Chart and figure data

######

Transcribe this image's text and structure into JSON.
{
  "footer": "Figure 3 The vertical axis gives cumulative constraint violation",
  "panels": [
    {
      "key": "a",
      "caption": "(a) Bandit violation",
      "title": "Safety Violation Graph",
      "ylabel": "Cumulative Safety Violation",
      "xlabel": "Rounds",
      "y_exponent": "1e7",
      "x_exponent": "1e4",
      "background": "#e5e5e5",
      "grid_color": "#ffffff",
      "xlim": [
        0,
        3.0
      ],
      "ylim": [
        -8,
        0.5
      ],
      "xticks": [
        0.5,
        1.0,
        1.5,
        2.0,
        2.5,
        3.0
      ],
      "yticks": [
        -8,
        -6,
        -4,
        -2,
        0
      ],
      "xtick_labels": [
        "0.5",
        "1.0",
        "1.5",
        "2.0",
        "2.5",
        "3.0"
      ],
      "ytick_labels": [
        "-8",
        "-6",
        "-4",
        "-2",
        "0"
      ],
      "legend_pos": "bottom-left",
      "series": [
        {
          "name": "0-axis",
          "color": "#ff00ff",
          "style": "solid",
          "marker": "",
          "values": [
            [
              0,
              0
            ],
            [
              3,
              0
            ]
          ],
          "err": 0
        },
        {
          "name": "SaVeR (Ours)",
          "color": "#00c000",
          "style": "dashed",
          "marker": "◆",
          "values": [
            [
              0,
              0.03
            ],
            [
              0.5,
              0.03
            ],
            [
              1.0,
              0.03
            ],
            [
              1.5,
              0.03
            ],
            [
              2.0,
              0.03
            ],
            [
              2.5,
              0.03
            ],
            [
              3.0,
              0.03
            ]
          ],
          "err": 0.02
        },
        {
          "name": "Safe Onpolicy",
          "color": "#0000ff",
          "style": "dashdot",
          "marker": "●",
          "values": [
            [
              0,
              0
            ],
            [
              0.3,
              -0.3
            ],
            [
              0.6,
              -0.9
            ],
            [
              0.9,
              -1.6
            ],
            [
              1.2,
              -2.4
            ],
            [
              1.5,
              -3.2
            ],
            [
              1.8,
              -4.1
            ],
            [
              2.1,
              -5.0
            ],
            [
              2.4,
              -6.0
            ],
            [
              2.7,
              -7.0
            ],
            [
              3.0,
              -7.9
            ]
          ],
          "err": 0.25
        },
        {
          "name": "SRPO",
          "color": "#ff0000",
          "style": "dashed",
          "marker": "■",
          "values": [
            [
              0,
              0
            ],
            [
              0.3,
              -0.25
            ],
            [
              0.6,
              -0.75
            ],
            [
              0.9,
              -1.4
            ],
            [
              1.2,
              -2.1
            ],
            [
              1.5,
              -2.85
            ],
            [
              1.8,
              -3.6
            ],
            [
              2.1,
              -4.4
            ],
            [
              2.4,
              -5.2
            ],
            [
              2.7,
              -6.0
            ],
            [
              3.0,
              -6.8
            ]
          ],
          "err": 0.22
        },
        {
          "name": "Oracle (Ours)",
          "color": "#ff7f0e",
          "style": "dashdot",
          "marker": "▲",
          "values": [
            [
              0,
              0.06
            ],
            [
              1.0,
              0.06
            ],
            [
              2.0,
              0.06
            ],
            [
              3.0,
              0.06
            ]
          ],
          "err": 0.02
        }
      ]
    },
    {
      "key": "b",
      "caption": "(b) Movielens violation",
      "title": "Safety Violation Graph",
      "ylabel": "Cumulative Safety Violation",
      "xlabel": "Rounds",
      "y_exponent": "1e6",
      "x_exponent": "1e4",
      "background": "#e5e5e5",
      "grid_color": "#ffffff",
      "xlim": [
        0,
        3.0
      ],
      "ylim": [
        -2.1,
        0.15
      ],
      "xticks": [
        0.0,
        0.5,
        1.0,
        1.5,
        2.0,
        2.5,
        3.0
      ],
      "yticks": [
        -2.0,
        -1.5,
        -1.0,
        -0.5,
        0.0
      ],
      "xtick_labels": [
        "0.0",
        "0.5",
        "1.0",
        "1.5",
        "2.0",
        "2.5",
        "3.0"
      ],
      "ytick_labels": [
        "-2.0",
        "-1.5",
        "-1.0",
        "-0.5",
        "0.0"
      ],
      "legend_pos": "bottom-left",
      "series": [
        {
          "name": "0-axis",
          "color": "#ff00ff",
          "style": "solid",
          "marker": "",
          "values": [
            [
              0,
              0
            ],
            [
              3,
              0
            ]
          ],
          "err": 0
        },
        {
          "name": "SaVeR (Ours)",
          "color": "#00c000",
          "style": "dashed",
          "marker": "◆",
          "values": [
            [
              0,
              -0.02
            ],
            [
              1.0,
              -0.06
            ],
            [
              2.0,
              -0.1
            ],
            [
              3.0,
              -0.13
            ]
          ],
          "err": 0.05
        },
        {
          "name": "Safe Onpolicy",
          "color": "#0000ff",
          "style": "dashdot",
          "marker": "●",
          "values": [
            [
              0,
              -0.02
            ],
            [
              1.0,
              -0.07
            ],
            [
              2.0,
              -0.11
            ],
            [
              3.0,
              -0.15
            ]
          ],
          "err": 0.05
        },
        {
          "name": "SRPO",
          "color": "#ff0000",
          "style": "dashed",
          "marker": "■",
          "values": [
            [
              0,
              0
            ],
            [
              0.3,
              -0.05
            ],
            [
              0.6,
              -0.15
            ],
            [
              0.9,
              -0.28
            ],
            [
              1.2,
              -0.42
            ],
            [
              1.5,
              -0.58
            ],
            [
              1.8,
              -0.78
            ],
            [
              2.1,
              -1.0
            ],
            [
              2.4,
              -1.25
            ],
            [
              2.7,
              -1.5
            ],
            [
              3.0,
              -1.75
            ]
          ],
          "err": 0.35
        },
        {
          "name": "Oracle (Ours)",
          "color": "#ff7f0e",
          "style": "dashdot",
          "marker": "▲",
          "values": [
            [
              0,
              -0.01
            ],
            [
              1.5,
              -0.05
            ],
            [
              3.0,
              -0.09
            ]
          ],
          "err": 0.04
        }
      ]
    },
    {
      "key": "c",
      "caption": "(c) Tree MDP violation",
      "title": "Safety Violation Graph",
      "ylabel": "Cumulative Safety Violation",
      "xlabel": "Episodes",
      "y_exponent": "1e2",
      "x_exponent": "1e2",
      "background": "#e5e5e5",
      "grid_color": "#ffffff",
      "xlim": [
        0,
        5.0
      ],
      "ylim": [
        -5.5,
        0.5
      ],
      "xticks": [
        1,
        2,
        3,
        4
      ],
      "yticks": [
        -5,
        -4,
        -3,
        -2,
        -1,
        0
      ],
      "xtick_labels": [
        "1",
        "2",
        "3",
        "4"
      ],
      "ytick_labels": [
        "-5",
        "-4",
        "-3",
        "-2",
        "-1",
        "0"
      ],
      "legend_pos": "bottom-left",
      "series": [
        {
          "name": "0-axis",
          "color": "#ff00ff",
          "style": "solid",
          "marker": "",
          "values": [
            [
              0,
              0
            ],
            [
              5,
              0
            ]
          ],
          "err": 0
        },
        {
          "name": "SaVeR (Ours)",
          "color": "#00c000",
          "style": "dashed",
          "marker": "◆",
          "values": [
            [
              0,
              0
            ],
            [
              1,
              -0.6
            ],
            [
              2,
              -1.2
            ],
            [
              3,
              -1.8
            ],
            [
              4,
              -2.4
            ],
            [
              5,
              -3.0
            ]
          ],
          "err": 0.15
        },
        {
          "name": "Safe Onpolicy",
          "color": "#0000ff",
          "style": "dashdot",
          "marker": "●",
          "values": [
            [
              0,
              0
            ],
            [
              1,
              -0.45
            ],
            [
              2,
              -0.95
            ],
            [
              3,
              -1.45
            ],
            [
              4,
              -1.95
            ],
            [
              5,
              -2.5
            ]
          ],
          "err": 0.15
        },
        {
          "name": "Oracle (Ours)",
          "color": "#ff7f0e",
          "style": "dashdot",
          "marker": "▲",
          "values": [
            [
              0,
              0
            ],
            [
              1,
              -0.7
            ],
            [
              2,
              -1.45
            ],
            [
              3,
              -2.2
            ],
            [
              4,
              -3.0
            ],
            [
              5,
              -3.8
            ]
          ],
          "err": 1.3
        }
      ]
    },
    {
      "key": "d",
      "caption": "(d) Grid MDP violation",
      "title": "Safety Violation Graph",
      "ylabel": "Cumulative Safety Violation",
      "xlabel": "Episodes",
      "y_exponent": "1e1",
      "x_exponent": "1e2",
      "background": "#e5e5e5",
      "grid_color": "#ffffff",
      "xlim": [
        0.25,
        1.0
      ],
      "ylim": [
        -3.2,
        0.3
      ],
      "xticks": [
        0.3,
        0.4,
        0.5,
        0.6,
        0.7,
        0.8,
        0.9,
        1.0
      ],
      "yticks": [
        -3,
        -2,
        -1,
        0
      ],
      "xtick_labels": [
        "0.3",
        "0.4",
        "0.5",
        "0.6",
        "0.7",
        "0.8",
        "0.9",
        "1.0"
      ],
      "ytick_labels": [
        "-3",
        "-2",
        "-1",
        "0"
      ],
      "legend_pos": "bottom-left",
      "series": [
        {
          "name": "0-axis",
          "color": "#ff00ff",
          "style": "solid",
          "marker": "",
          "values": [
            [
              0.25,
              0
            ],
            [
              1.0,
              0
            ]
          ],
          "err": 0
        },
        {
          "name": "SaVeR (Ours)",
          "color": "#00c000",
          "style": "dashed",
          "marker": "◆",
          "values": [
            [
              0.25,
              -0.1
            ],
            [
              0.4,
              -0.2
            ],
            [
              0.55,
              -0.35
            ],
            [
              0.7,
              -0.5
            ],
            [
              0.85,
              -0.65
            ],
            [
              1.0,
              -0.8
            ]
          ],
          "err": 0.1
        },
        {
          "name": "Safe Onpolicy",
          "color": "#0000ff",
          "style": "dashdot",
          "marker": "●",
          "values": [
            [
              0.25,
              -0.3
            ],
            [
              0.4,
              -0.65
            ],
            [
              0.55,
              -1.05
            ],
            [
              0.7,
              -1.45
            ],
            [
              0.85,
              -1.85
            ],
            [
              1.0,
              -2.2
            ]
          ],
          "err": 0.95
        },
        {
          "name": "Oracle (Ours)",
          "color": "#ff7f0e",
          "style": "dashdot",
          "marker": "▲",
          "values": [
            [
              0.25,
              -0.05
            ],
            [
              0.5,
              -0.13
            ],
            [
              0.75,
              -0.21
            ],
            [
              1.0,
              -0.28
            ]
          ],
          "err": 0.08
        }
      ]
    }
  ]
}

######

» PROBLEM STATEMENT
Where a line in the material contains "caption", copy that line.

» WRITTEN RESPONSE
      "caption": "(a) Bandit violation",
      "caption": "(b) Movielens violation",
      "caption": "(c) Tree MDP violation",
      "caption": "(d) Grid MDP violation",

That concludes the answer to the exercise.